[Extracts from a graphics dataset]
++++++++

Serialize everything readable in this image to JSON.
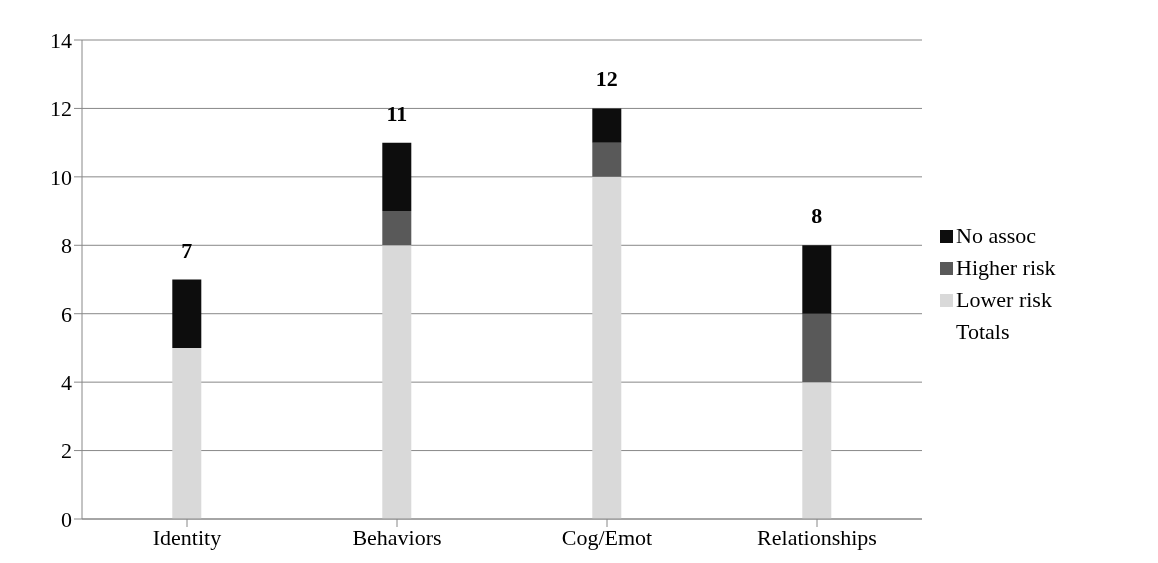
{
  "chart_data": {
    "type": "bar",
    "stacked": true,
    "categories": [
      "Identity",
      "Behaviors",
      "Cog/Emot",
      "Relationships"
    ],
    "series": [
      {
        "name": "Lower risk",
        "color": "#d9d9d9",
        "values": [
          5,
          8,
          10,
          4
        ]
      },
      {
        "name": "Higher risk",
        "color": "#595959",
        "values": [
          0,
          1,
          1,
          2
        ]
      },
      {
        "name": "No assoc",
        "color": "#0d0d0d",
        "values": [
          2,
          2,
          1,
          2
        ]
      },
      {
        "name": "Totals",
        "values": [
          null,
          null,
          null,
          null
        ]
      }
    ],
    "totals": [
      "7",
      "11",
      "12",
      "8"
    ],
    "ylim": [
      0,
      14
    ],
    "yticks": [
      0,
      2,
      4,
      6,
      8,
      10,
      12,
      14
    ],
    "grid": "y",
    "legend": "right"
  }
}
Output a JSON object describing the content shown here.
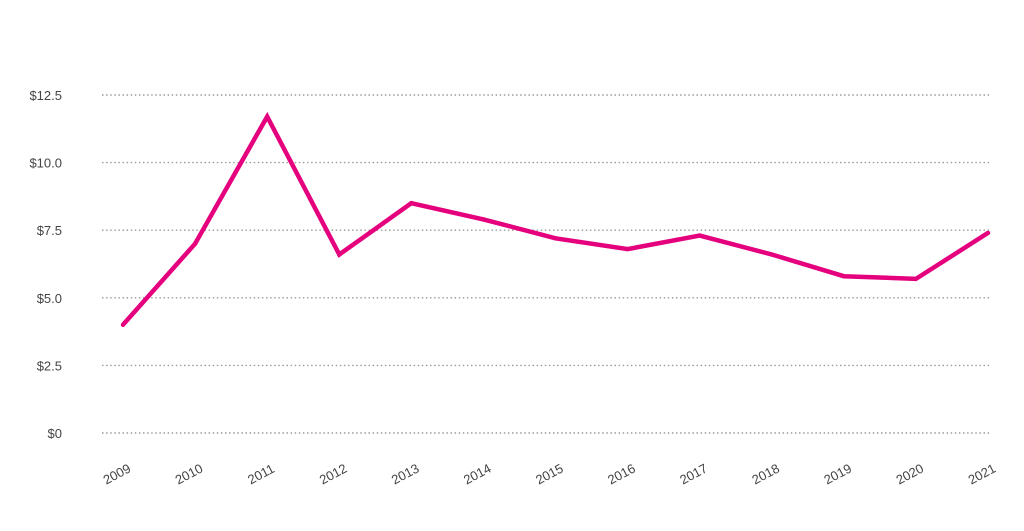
{
  "colors": {
    "series": "#e5007e",
    "grid": "#9a9a9a",
    "text": "#444444",
    "background": "#ffffff"
  },
  "chart_data": {
    "type": "line",
    "title": "",
    "xlabel": "",
    "ylabel": "",
    "grid": true,
    "grid_style": "dotted",
    "legend": "none",
    "ylim": [
      0,
      12.5
    ],
    "y_ticks": [
      0,
      2.5,
      5.0,
      7.5,
      10.0,
      12.5
    ],
    "y_tick_labels": [
      "$0",
      "$2.5",
      "$5.0",
      "$7.5",
      "$10.0",
      "$12.5"
    ],
    "categories": [
      "2009",
      "2010",
      "2011",
      "2012",
      "2013",
      "2014",
      "2015",
      "2016",
      "2017",
      "2018",
      "2019",
      "2020",
      "2021"
    ],
    "series": [
      {
        "values": [
          4.0,
          7.0,
          11.7,
          6.6,
          8.5,
          7.9,
          7.2,
          6.8,
          7.3,
          6.6,
          5.8,
          5.7,
          7.4
        ]
      }
    ]
  }
}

++++++++

GOAL OF THE EXERCISE | Pictures excluded, quote all the data above exactly.

ANSWER FOR THE TASK |
Serialize everything readable in this image to JSON.
{
  "chart_data": {
    "type": "bar",
    "stacked": true,
    "categories": [
      "Identity",
      "Behaviors",
      "Cog/Emot",
      "Relationships"
    ],
    "series": [
      {
        "name": "Lower risk",
        "color": "#d9d9d9",
        "values": [
          5,
          8,
          10,
          4
        ]
      },
      {
        "name": "Higher risk",
        "color": "#595959",
        "values": [
          0,
          1,
          1,
          2
        ]
      },
      {
        "name": "No assoc",
        "color": "#0d0d0d",
        "values": [
          2,
          2,
          1,
          2
        ]
      },
      {
        "name": "Totals",
        "values": [
          null,
          null,
          null,
          null
        ]
      }
    ],
    "totals": [
      "7",
      "11",
      "12",
      "8"
    ],
    "ylim": [
      0,
      14
    ],
    "yticks": [
      0,
      2,
      4,
      6,
      8,
      10,
      12,
      14
    ],
    "grid": "y",
    "legend": "right"
  }
}
Output a JSON object describing the content shown here.
{
  "colors": {
    "series": "#e5007e",
    "grid": "#9a9a9a",
    "text": "#444444",
    "background": "#ffffff"
  },
  "chart_data": {
    "type": "line",
    "title": "",
    "xlabel": "",
    "ylabel": "",
    "grid": true,
    "grid_style": "dotted",
    "legend": "none",
    "ylim": [
      0,
      12.5
    ],
    "y_ticks": [
      0,
      2.5,
      5.0,
      7.5,
      10.0,
      12.5
    ],
    "y_tick_labels": [
      "$0",
      "$2.5",
      "$5.0",
      "$7.5",
      "$10.0",
      "$12.5"
    ],
    "categories": [
      "2009",
      "2010",
      "2011",
      "2012",
      "2013",
      "2014",
      "2015",
      "2016",
      "2017",
      "2018",
      "2019",
      "2020",
      "2021"
    ],
    "series": [
      {
        "values": [
          4.0,
          7.0,
          11.7,
          6.6,
          8.5,
          7.9,
          7.2,
          6.8,
          7.3,
          6.6,
          5.8,
          5.7,
          7.4
        ]
      }
    ]
  }
}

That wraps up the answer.